_OBJECTIVE_
Work out the number of lines in the listing that include the string "text". Reply with that number alone.
— start of TASK INPUT —
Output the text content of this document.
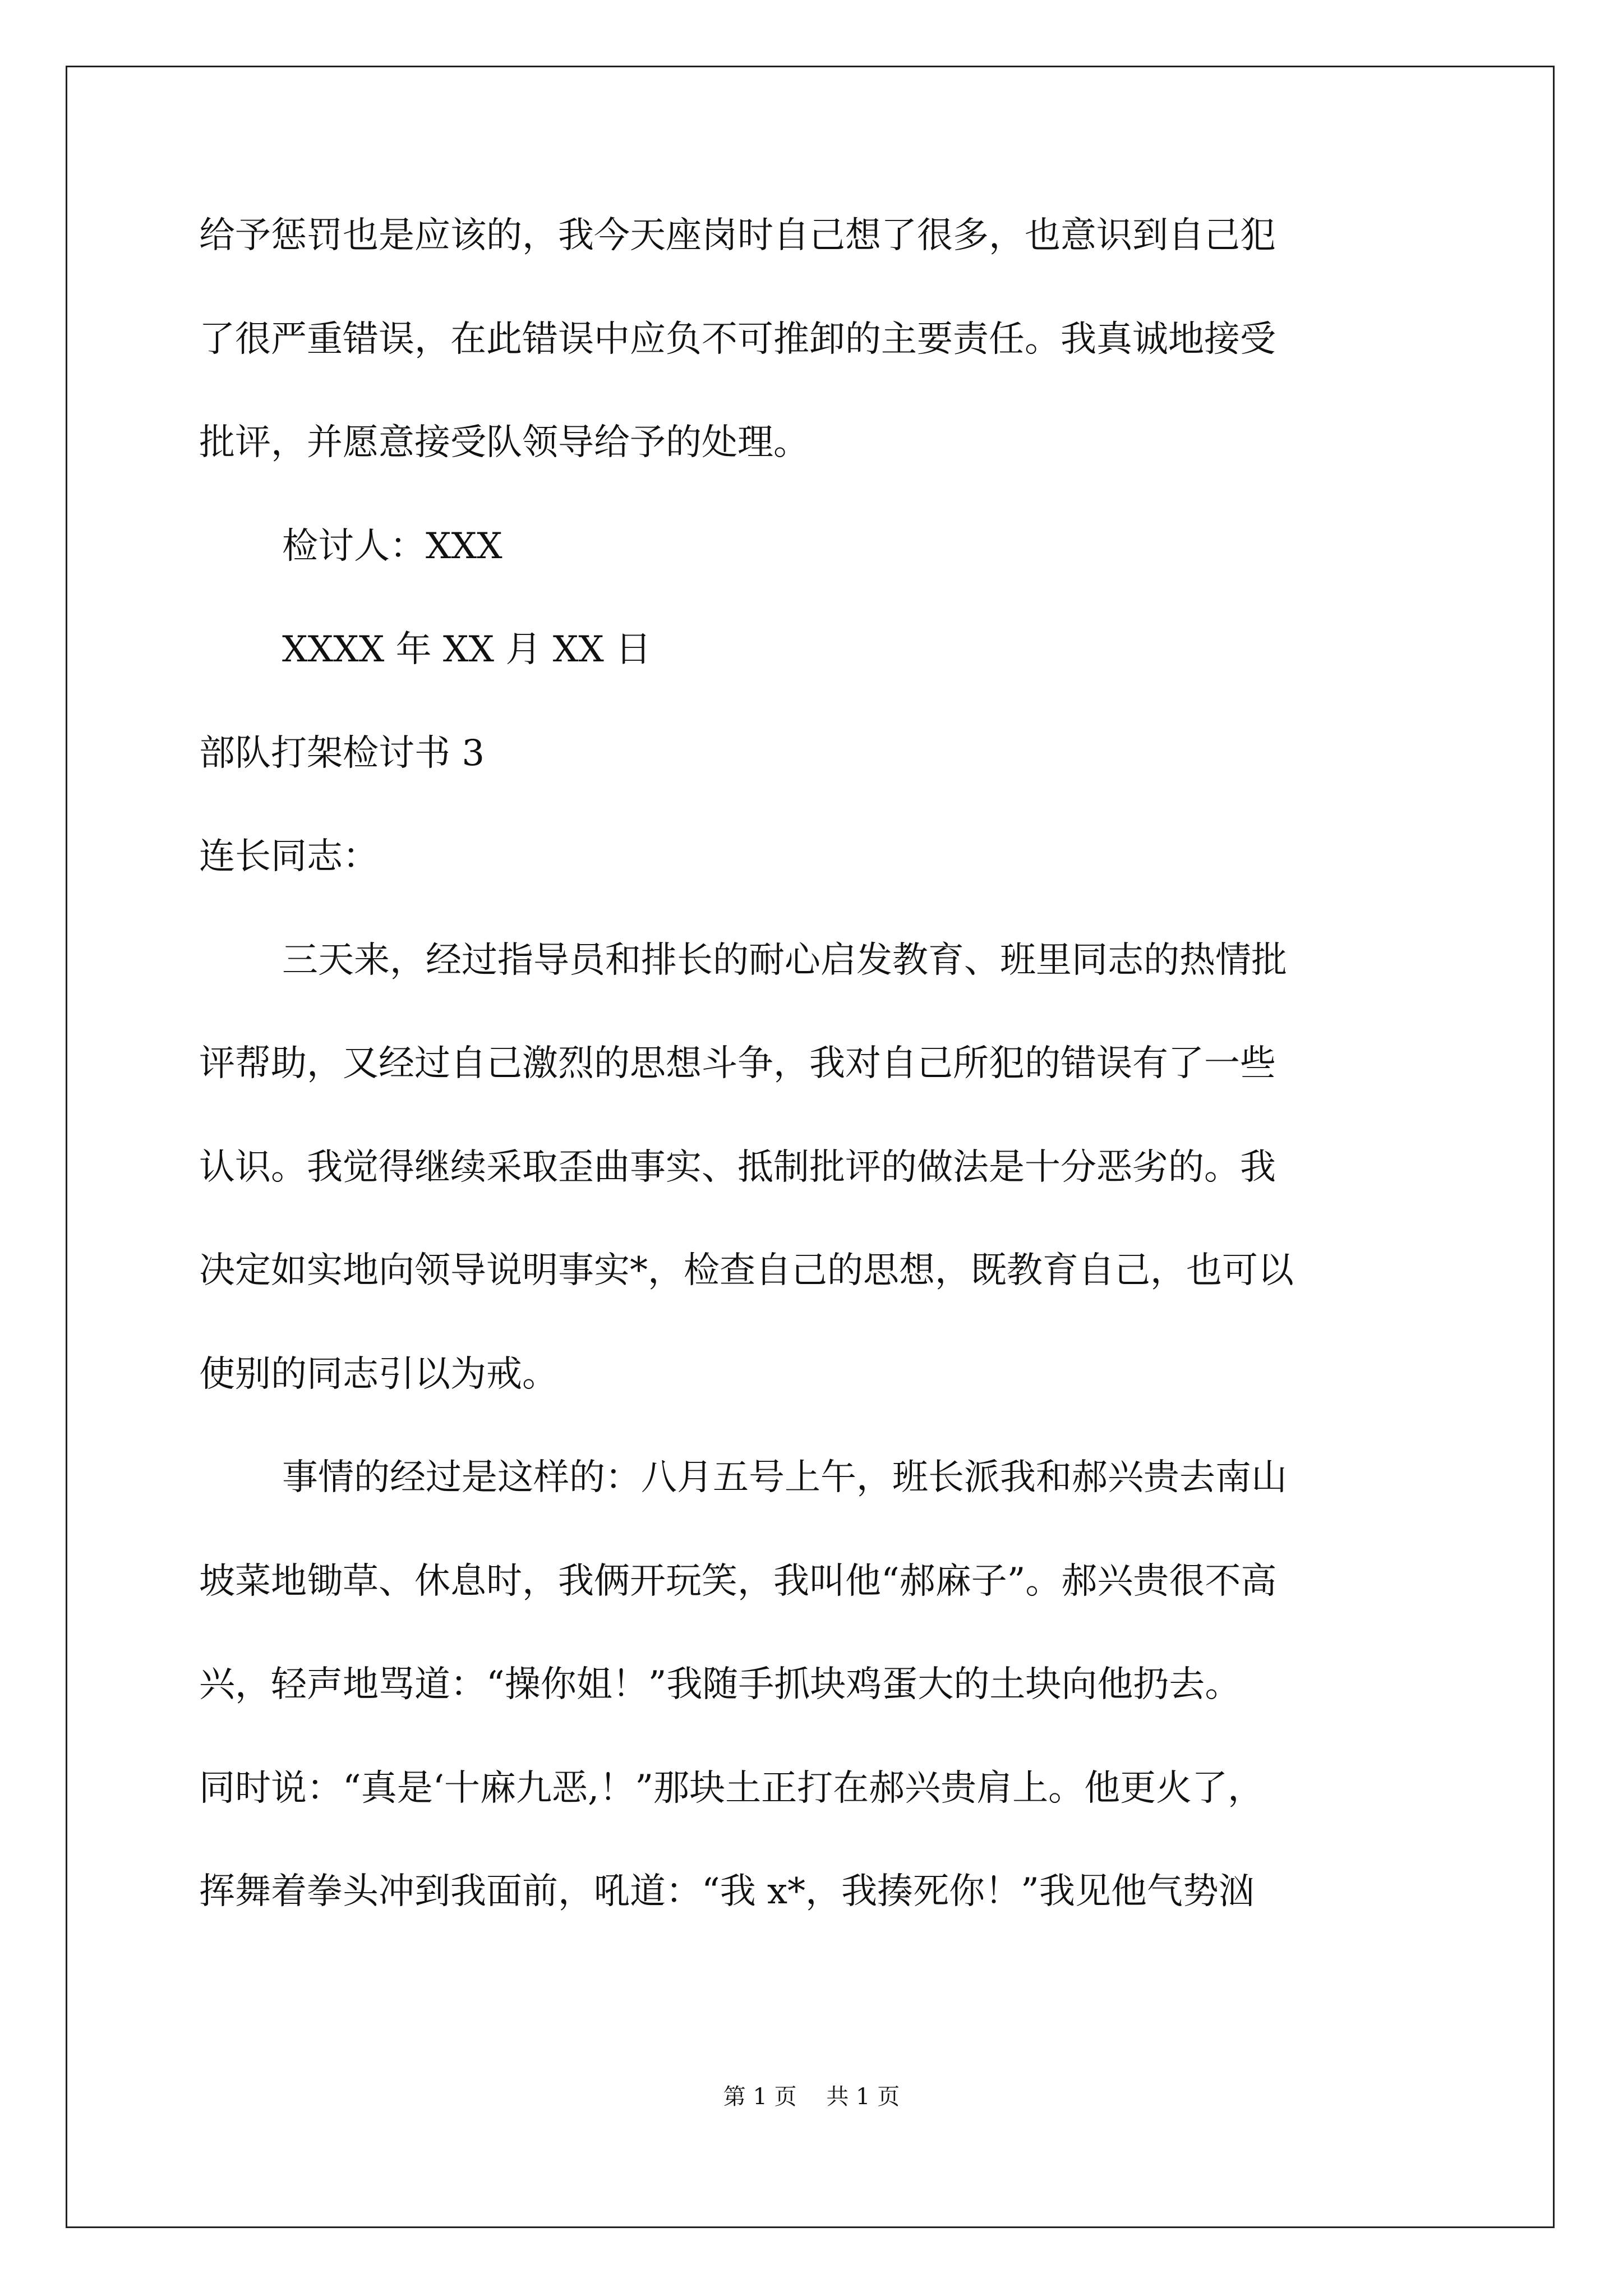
给予惩罚也是应该的，我今天座岗时自己想了很多，也意识到自己犯
了很严重错误，在此错误中应负不可推卸的主要责任。我真诚地接受
批评，并愿意接受队领导给予的处理。
检讨人：XXX
XXXX 年 XX 月 XX 日
部队打架检讨书 3
连长同志：
三天来，经过指导员和排长的耐心启发教育、班里同志的热情批
评帮助，又经过自己激烈的思想斗争，我对自己所犯的错误有了一些
认识。我觉得继续采取歪曲事实、抵制批评的做法是十分恶劣的。我
决定如实地向领导说明事实*，检查自己的思想，既教育自己，也可以
使别的同志引以为戒。
事情的经过是这样的：八月五号上午，班长派我和郝兴贵去南山
坡菜地锄草、休息时，我俩开玩笑，我叫他“郝麻子”。郝兴贵很不高
兴，轻声地骂道：“操你姐！”我随手抓块鸡蛋大的土块向他扔去。
同时说：“真是‘十麻九恶,！”那块土正打在郝兴贵肩上。他更火了，
挥舞着拳头冲到我面前，吼道：“我 x*，我揍死你！”我见他气势汹
第 1 页　 共 1 页
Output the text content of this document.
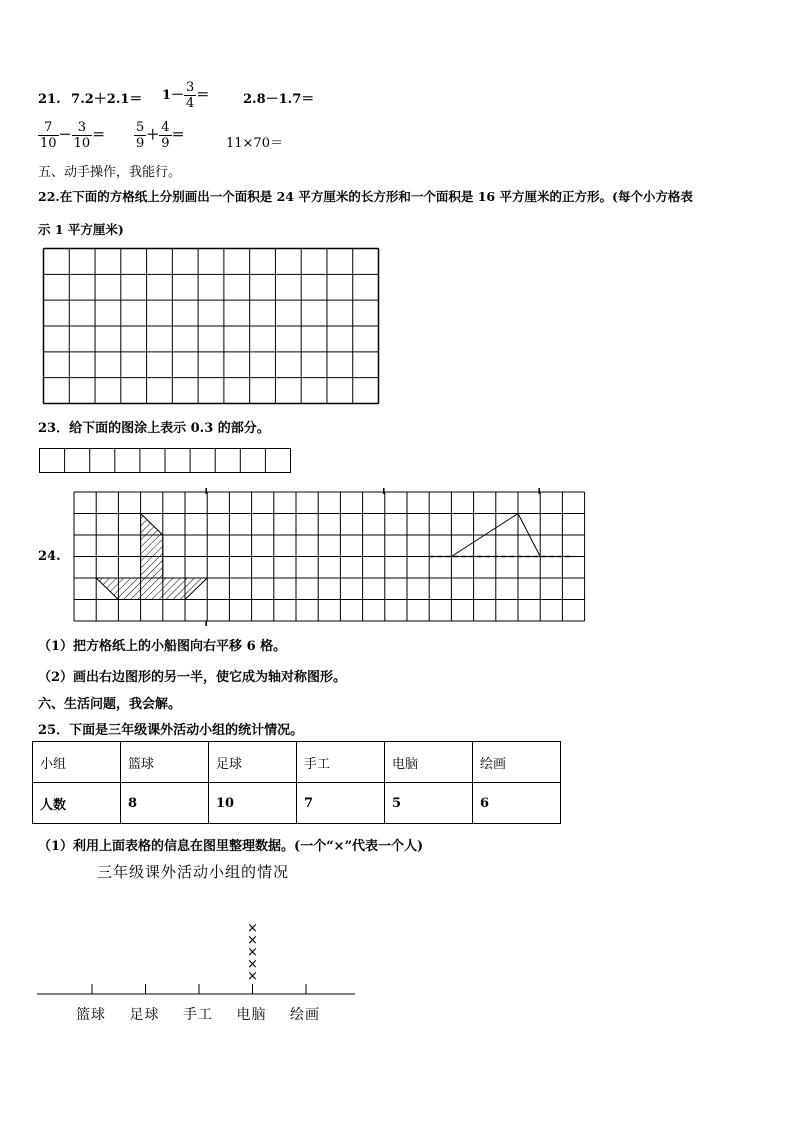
21. $7.2+2.1= 1- \frac{3}{4}$ ＝	2.8－1.7＝
$\frac{7}{10} - \frac{3}{10} = \frac{5}{9} + \frac{4}{9}$ ＝
11×70＝
五、动手操作，我能行。
22.在下面的方格纸上分别画出一个面积是 24 平方厘米的长方形和一个面积是 16 平方厘米的正方形。(每个小方格表
示 1 平方厘米)
23．给下面的图涂上表示 0.3 的部分。
24.
（1）把方格纸上的小船图向右平移 6 格。
（2）画出右边图形的另一半，使它成为轴对称图形。
六、生活问题，我会解。
25．下面是三年级课外活动小组的统计情况。
小组	篮球	足球	手工	电脑	绘画
人数	8	10	7	5	6
（1）利用上面表格的信息在图里整理数据。(一个“×”代表一个人)
三年级课外活动小组的情况
×
×
×
×
×
篮球 足球 手工 电脑 绘画
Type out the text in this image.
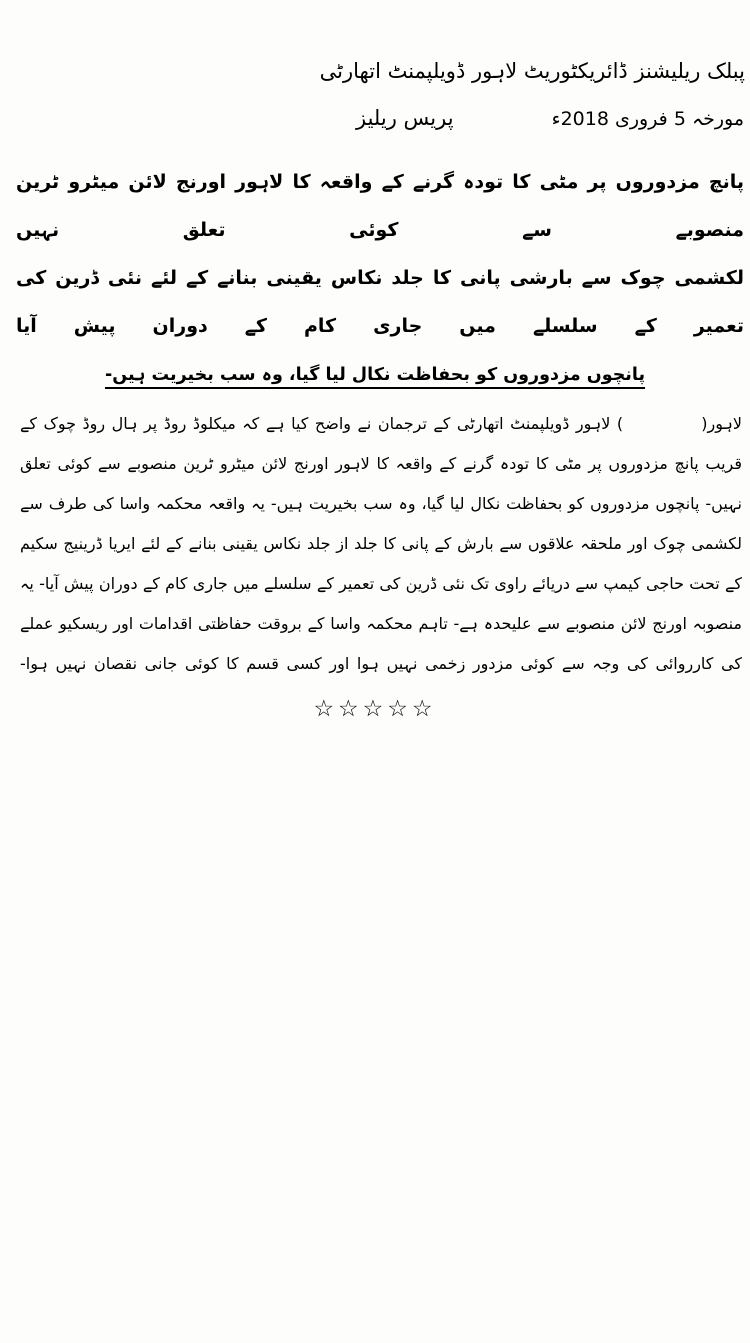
پبلک ریلیشنز ڈائریکٹوریٹ لاہور ڈویلپمنٹ اتھارٹی
پریس ریلیز	مورخہ 5 فروری 2018ء
پانچ مزدوروں پر مٹی کا تودہ گرنے کے واقعہ کا لاہور اورنج لائن میٹرو ٹرین منصوبے سے کوئی تعلق نہیں
لکشمی چوک سے بارشی پانی کا جلد نکاس یقینی بنانے کے لئے نئی ڈرین کی تعمیر کے سلسلے میں جاری کام کے دوران پیش آیا
پانچوں مزدوروں کو بحفاظت نکال لیا گیا، وہ سب بخیریت ہیں-

لاہور(            ) لاہور ڈویلپمنٹ اتھارٹی کے ترجمان نے واضح کیا ہے کہ میکلوڈ روڈ پر ہال روڈ چوک کے قریب پانچ مزدوروں پر مٹی کا تودہ گرنے کے واقعہ کا لاہور اورنج لائن میٹرو ٹرین منصوبے سے کوئی تعلق نہیں- پانچوں مزدوروں کو بحفاظت نکال لیا گیا، وہ سب بخیریت ہیں- یہ واقعہ محکمہ واسا کی طرف سے لکشمی چوک اور ملحقہ علاقوں سے بارش کے پانی کا جلد از جلد نکاس یقینی بنانے کے لئے ایریا ڈرینیج سکیم کے تحت حاجی کیمپ سے دریائے راوی تک نئی ڈرین کی تعمیر کے سلسلے میں جاری کام کے دوران پیش آیا- یہ منصوبہ اورنج لائن منصوبے سے علیحدہ ہے- تاہم محکمہ واسا کے بروقت حفاظتی اقدامات اور ریسکیو عملے کی کارروائی کی وجہ سے کوئی مزدور زخمی نہیں ہوا اور کسی قسم کا کوئی جانی نقصان نہیں ہوا-

☆☆☆☆☆
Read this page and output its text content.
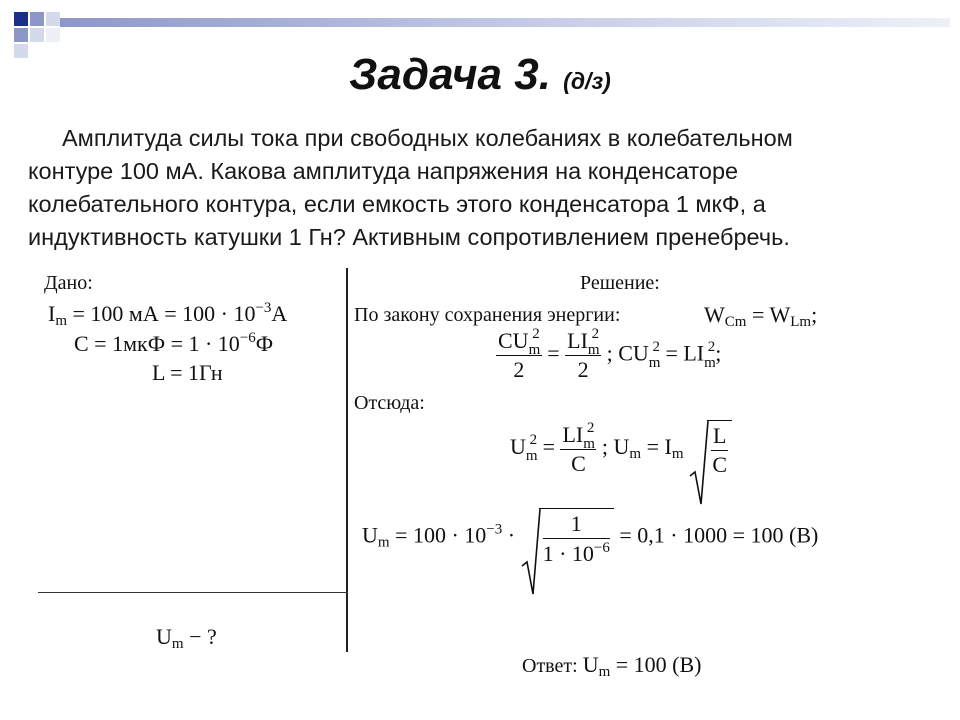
Задача 3. (д/з)
Амплитуда силы тока при свободных колебаниях в колебательном
контуре 100 мА. Какова амплитуда напряжения на конденсаторе
колебательного контура, если емкость этого конденсатора 1 мкФ, а
индуктивность катушки 1 Гн? Активным сопротивлением пренебречь.
Дано:
$I_m = 100$ мА = $100 \cdot 10^{-3}А$
$C = 1мкФ = 1 \cdot 10^{-6}Ф$
L = 1Гн
$U_m$ − ?
Решение:
По закону сохранения энергии:	$W_{Cm} = W_{Lm}$;
$\frac{CU_m^2}{2} = \frac{LI_m^2}{2}$ ; $CU_m^2 = LI_m^2$;
Отсюда:
$U_m^2 = \frac{LI_m^2}{C}$ ; $U_m = I_m \frac{L}{C}$
$U_m = 100 \cdot 10^{-3} \cdot \frac{1}{1 \cdot 10^{-6}} = 0,1 \cdot 1000 = 100$ (В)
Ответ: $U_m = 100$ (В)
— end of TASK INPUT —
_TASK OUTPUT_
4